> [Work to do] Among the records that follow, count the lines with the string "mc又はEp"; report only that count.

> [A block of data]

════════

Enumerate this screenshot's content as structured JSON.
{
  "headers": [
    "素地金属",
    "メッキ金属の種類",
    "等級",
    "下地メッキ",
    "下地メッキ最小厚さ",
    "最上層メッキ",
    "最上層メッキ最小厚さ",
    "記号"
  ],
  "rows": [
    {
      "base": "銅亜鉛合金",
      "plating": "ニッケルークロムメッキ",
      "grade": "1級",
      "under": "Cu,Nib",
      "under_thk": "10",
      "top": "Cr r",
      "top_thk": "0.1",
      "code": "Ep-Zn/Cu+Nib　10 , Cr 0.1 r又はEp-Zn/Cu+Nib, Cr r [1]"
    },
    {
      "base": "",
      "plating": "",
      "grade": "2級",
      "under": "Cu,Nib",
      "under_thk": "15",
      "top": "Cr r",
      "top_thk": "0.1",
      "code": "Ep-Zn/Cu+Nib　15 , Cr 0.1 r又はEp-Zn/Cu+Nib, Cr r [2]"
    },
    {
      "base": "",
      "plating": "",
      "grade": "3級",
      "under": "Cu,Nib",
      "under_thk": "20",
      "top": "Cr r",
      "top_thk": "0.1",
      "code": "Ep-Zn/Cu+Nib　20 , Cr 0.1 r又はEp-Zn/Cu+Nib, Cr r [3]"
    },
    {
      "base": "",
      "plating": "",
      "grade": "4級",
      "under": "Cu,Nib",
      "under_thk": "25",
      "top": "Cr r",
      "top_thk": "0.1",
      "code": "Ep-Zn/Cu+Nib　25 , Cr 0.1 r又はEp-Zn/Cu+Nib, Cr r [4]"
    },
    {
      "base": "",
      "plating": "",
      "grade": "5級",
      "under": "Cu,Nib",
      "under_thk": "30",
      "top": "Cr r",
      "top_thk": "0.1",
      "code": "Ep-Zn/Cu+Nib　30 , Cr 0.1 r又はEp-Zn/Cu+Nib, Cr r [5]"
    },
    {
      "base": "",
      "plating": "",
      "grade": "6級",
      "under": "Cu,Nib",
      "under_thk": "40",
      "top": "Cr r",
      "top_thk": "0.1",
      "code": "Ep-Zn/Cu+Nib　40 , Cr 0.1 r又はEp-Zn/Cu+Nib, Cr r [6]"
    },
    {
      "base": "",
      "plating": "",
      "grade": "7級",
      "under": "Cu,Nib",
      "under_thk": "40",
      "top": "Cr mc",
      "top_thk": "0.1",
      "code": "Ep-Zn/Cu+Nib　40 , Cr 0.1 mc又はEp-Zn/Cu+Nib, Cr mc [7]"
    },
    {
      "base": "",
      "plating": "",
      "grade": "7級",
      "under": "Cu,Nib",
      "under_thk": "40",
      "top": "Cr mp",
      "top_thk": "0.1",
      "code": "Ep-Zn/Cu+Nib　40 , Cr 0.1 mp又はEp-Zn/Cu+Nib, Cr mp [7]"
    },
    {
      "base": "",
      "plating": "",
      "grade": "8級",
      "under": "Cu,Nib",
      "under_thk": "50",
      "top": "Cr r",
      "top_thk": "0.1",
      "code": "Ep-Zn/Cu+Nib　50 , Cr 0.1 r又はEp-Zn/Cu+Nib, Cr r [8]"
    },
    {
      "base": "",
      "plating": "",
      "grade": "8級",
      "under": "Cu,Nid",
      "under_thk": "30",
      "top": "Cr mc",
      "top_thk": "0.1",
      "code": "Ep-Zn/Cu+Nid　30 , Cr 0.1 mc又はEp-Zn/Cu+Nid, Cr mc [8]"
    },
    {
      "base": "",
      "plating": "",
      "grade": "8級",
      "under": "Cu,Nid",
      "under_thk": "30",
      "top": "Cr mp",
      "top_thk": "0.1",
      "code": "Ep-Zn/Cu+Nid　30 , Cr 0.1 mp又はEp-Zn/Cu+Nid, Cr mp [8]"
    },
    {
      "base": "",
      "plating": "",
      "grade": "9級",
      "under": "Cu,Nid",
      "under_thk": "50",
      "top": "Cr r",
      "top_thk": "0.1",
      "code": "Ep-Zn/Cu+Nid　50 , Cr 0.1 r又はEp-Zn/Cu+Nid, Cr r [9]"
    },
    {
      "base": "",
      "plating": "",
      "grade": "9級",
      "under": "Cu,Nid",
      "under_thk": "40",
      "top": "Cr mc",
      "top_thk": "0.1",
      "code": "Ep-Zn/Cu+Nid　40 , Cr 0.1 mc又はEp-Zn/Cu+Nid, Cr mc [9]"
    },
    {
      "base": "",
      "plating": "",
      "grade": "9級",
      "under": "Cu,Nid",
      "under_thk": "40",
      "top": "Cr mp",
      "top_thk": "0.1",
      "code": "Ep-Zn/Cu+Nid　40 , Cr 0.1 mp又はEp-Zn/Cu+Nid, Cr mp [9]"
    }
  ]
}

════════

> [Output for this exercise] 3